>> start Rows

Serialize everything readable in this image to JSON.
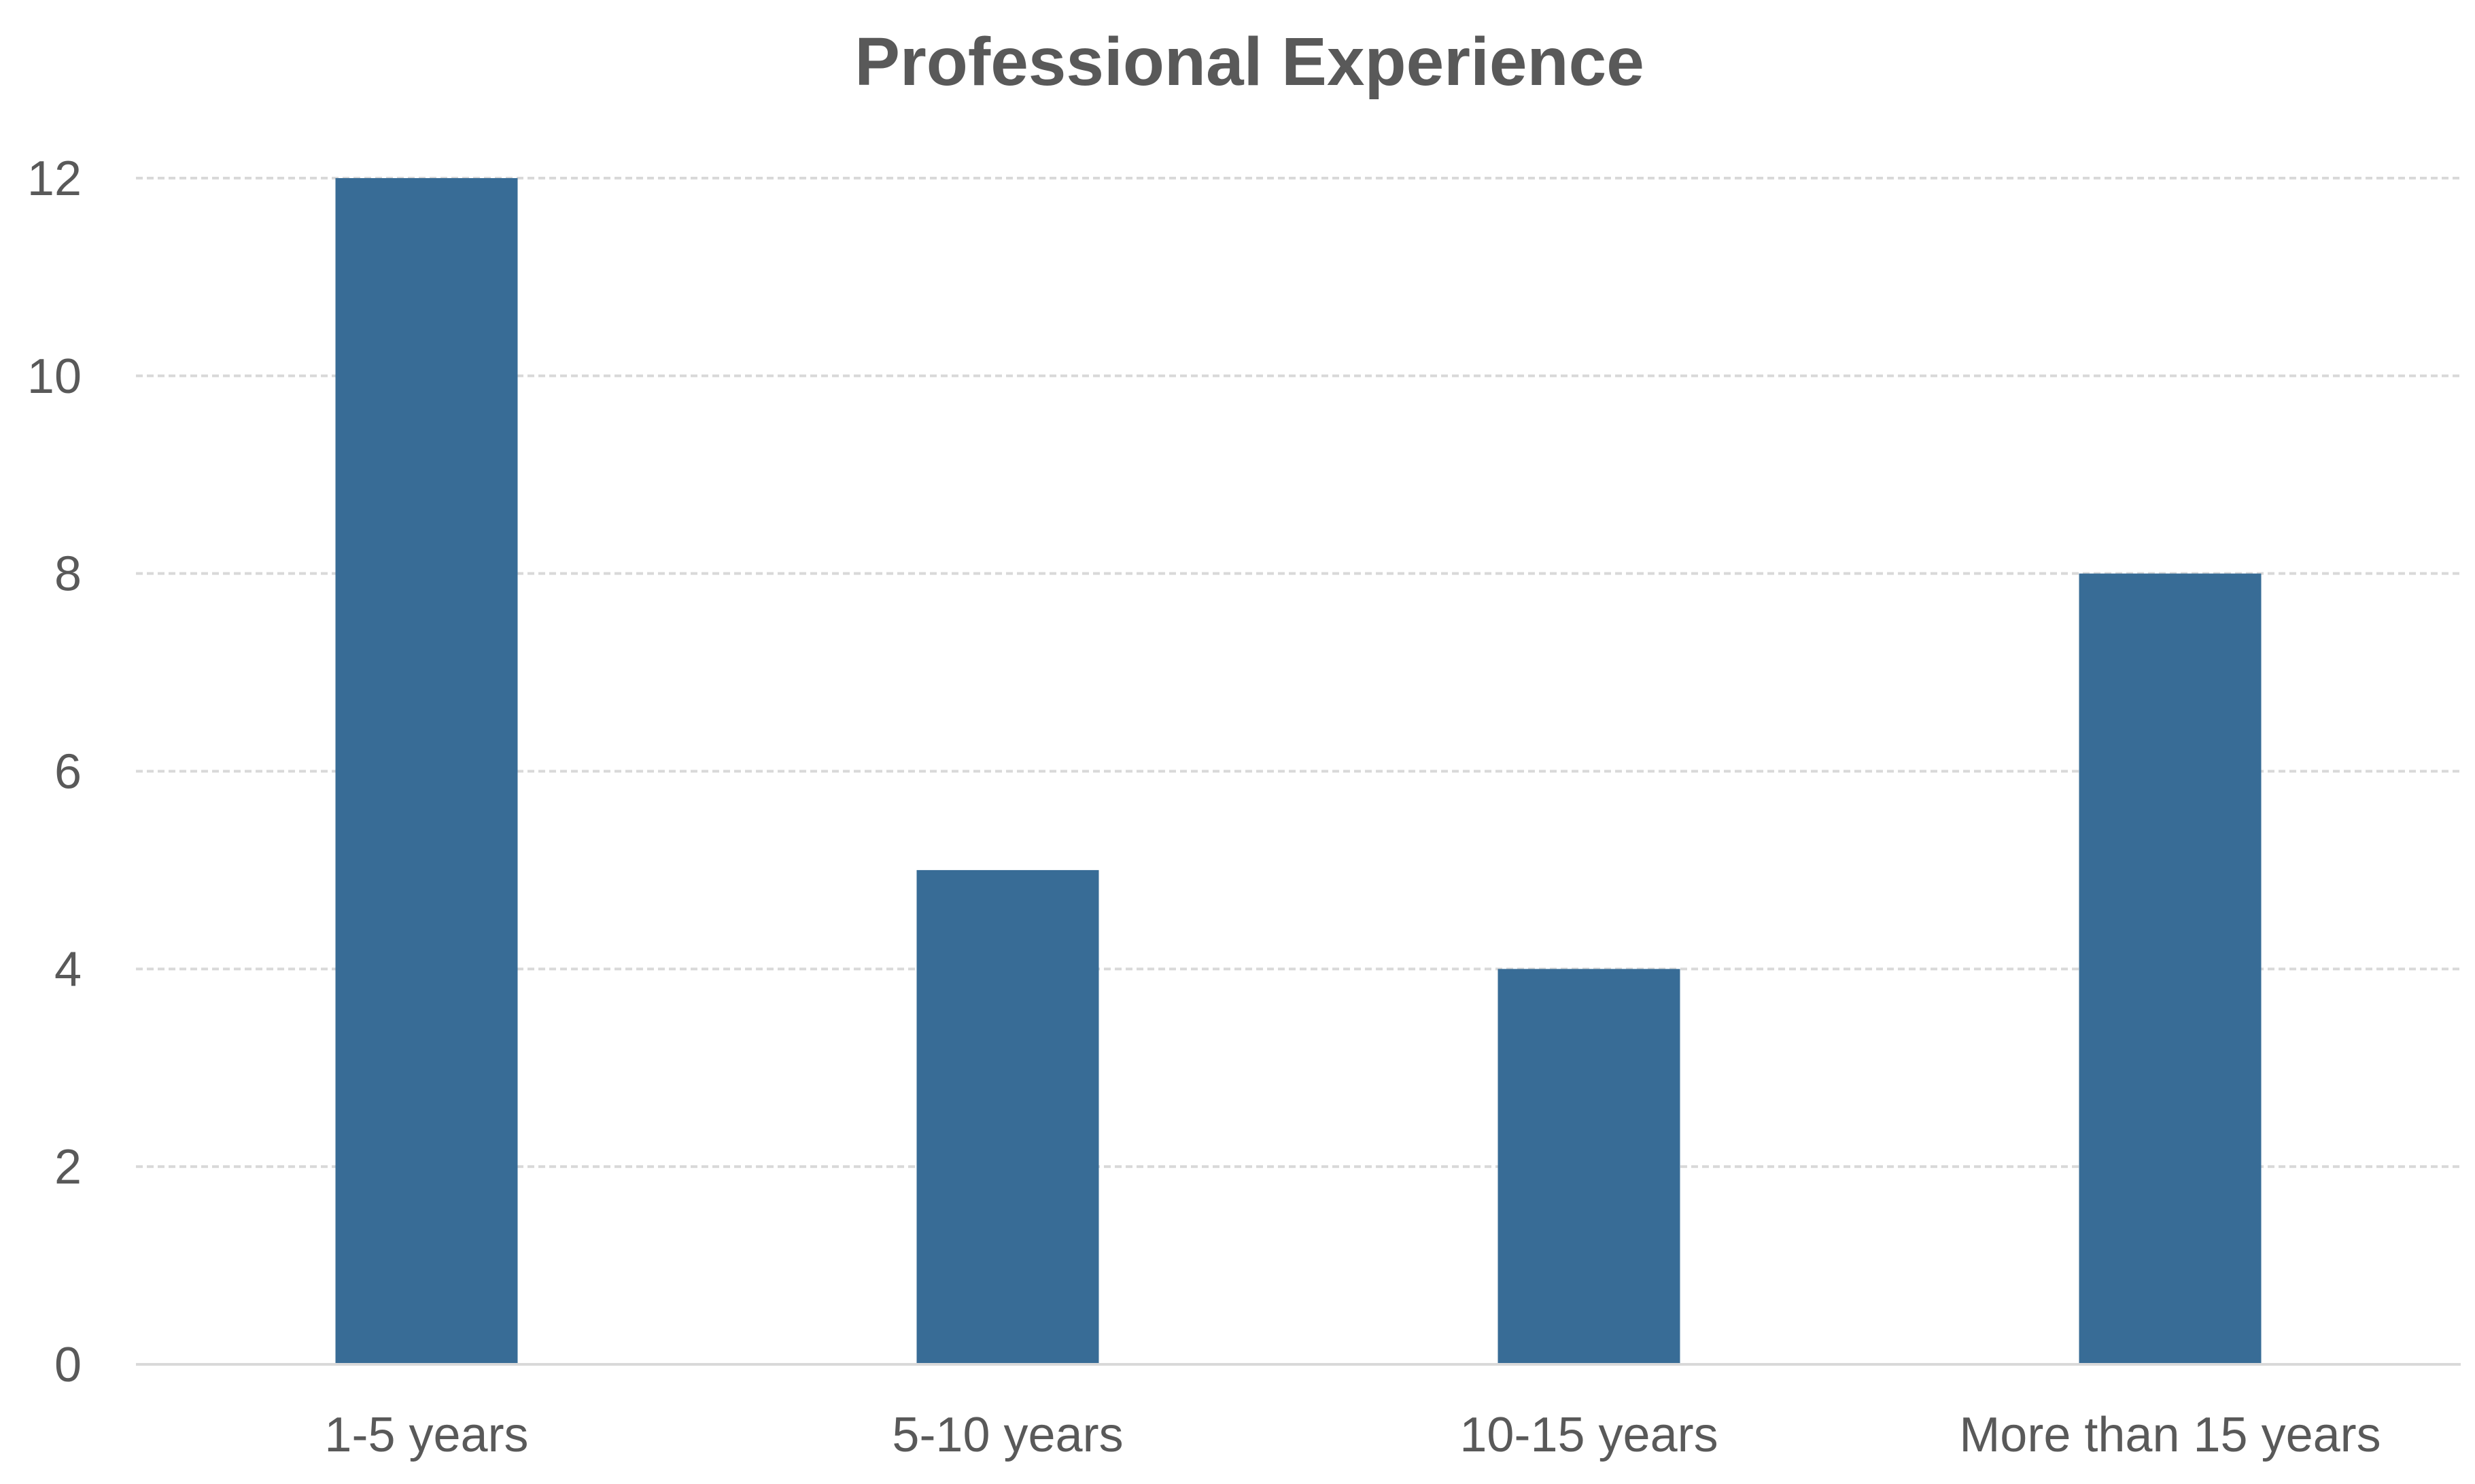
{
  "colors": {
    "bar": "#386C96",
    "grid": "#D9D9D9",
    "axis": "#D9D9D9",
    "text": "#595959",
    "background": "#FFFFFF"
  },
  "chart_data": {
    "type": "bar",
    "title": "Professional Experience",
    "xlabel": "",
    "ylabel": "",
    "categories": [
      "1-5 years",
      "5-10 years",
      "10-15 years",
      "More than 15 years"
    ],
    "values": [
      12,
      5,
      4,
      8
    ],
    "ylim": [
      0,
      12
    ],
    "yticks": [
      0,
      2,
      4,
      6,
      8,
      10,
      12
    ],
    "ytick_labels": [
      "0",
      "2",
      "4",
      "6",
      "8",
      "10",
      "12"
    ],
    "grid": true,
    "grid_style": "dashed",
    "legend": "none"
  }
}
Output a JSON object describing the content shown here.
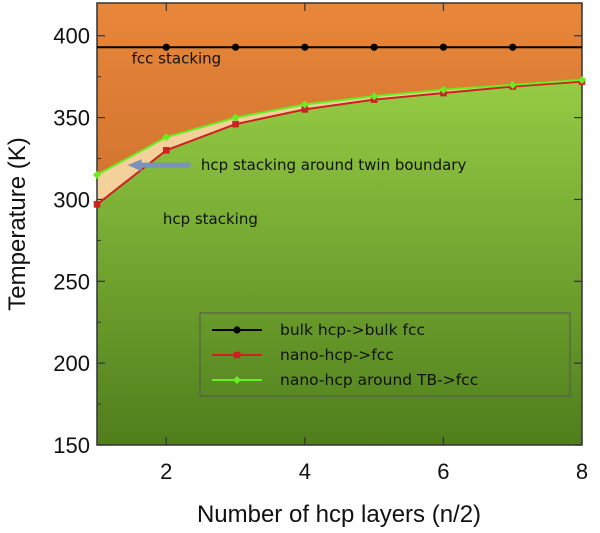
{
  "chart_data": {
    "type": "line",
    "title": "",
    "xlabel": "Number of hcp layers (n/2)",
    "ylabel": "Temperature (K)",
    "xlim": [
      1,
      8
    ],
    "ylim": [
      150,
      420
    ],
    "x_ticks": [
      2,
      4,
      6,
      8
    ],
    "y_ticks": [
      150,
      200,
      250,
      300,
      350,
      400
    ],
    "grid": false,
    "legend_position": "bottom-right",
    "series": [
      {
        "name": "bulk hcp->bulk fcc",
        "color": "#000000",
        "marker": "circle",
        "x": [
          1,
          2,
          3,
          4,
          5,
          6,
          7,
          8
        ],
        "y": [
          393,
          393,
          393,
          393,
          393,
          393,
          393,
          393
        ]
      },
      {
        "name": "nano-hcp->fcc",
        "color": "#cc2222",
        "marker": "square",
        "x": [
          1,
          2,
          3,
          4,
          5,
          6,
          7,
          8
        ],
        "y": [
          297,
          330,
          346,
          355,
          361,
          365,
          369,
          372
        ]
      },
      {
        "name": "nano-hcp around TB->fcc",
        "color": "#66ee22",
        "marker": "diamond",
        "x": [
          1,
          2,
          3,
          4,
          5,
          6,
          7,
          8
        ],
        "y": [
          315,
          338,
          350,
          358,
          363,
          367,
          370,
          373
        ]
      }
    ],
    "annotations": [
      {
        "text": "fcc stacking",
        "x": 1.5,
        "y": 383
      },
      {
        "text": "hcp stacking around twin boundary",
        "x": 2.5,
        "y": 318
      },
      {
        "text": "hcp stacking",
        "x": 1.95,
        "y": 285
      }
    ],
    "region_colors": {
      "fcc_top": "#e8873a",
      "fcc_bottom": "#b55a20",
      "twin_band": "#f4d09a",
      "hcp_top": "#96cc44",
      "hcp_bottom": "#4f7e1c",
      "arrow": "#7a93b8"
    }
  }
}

>> end Rows

◆ **What is expected**: Look over the listing. Pull out every line with the string "text" in it.

◆ **Finished exercise**:
    "text": "#595959",
        "text": "fcc stacking",
        "text": "hcp stacking around twin boundary",
        "text": "hcp stacking",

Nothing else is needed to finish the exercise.